* _GIVEN EXERCISE_:
Copy each line of the data below with the word "panel".
────
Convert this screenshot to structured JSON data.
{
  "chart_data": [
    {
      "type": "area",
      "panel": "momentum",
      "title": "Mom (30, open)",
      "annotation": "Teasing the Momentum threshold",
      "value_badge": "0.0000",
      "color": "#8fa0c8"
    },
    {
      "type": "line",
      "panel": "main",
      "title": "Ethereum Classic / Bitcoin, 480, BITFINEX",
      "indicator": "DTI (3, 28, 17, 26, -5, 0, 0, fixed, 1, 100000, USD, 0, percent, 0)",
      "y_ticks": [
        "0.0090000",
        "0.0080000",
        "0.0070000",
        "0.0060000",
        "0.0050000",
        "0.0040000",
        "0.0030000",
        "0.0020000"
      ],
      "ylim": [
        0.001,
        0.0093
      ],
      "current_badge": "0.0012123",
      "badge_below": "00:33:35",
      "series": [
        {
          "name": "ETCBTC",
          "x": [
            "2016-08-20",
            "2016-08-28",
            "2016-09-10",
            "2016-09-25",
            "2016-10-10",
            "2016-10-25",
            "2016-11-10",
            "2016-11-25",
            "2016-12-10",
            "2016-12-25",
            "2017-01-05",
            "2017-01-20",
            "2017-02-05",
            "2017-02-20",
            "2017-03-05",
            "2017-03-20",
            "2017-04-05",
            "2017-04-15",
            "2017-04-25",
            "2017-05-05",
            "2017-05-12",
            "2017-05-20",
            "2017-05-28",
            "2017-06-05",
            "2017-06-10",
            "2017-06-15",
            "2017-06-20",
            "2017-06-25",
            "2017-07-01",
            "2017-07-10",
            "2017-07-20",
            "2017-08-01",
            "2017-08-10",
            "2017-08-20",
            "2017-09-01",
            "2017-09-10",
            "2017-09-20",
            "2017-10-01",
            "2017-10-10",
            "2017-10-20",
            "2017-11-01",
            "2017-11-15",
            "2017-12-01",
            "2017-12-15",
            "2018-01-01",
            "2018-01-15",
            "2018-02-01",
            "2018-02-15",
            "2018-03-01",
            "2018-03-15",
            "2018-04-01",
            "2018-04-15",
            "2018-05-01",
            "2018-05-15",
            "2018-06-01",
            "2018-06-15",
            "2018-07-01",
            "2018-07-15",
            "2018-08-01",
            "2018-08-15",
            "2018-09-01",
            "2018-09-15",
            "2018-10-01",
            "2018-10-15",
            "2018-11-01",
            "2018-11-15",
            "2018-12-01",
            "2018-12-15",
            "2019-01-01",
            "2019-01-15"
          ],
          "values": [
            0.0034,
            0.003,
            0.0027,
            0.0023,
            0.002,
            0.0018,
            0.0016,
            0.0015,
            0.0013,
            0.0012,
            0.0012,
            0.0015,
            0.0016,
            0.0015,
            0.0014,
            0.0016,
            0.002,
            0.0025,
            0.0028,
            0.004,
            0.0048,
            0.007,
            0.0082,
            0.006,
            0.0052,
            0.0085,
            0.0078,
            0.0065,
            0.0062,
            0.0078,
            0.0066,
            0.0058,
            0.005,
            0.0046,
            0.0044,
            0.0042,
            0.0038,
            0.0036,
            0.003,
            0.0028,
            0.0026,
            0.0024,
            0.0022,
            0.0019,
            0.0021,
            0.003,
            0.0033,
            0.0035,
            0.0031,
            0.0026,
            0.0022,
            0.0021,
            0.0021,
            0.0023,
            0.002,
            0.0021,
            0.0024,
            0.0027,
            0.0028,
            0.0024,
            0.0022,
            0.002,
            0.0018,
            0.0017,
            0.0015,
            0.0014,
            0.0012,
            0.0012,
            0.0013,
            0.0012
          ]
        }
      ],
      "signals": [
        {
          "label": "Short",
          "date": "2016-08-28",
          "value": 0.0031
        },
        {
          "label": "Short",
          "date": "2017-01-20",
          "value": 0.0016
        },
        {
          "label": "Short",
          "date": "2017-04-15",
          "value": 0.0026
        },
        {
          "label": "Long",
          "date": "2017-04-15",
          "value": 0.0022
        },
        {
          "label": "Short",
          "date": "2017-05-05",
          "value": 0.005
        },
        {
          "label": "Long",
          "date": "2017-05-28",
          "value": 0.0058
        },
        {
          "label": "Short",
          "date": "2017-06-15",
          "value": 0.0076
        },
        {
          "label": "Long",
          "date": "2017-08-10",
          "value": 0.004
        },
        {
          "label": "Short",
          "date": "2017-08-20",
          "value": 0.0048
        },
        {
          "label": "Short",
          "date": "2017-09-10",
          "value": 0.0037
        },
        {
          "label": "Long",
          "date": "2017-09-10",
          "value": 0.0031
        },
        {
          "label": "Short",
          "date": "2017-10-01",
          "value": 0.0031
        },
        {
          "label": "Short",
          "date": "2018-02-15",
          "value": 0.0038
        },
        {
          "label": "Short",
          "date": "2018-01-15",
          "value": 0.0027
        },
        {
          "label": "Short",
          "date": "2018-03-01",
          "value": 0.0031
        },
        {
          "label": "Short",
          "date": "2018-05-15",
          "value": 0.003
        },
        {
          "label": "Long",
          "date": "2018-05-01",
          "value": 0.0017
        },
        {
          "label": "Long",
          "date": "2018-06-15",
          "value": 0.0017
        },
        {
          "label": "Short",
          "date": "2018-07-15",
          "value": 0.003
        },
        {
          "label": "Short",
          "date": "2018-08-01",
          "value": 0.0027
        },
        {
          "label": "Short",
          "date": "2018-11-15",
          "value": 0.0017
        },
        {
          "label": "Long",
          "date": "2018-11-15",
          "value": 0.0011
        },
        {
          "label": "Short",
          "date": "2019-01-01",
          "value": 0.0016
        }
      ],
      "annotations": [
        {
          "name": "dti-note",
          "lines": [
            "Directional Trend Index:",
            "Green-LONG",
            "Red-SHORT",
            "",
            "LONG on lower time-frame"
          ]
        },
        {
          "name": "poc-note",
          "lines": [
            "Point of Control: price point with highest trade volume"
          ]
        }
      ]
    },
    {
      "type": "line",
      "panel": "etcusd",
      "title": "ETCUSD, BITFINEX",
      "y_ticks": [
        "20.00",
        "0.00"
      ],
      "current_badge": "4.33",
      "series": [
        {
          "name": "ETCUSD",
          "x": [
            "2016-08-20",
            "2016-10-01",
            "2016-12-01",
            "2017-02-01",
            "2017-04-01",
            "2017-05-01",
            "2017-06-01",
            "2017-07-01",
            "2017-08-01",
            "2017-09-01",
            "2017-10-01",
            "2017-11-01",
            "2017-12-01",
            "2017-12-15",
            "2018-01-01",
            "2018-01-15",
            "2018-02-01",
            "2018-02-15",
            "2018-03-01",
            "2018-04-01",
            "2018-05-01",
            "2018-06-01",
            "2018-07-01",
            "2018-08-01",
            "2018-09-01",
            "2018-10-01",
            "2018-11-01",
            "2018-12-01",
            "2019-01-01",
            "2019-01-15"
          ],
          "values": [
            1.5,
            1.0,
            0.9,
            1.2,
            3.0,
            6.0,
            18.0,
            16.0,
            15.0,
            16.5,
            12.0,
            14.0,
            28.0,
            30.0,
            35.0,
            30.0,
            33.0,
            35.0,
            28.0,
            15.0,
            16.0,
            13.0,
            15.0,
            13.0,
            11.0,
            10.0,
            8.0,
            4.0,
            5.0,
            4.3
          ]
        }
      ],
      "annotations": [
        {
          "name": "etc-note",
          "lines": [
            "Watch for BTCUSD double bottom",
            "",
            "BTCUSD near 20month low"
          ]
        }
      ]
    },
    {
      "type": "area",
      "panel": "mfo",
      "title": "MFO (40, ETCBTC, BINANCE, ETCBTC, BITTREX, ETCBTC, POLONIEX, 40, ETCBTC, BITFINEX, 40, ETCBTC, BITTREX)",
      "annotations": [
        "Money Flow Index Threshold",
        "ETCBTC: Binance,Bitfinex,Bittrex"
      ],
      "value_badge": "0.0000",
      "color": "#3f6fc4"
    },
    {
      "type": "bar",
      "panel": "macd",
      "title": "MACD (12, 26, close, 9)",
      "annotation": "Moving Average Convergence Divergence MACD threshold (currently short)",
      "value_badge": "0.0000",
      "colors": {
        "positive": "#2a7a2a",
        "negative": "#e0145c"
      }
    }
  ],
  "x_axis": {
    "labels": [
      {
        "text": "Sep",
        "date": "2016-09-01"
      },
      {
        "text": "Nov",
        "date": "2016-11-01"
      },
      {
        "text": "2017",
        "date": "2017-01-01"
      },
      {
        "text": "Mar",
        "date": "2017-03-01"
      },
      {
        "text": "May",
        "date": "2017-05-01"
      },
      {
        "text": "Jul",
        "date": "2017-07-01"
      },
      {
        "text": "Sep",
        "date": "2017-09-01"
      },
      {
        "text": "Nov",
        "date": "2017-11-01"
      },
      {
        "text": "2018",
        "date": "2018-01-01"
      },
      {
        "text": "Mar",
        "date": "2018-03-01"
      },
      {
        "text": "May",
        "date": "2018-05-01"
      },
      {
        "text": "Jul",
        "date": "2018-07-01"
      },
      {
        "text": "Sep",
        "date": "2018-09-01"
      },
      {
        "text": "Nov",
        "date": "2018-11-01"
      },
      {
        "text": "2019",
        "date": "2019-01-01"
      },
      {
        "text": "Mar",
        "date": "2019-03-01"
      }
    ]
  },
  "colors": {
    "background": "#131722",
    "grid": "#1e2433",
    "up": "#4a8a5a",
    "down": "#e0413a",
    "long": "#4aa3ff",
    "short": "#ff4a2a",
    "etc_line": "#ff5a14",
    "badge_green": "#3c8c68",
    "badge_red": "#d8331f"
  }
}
────
* _EXERCISE OUTPUT_:
      "panel": "momentum",
      "panel": "main",
      "panel": "etcusd",
      "panel": "mfo",
      "panel": "macd",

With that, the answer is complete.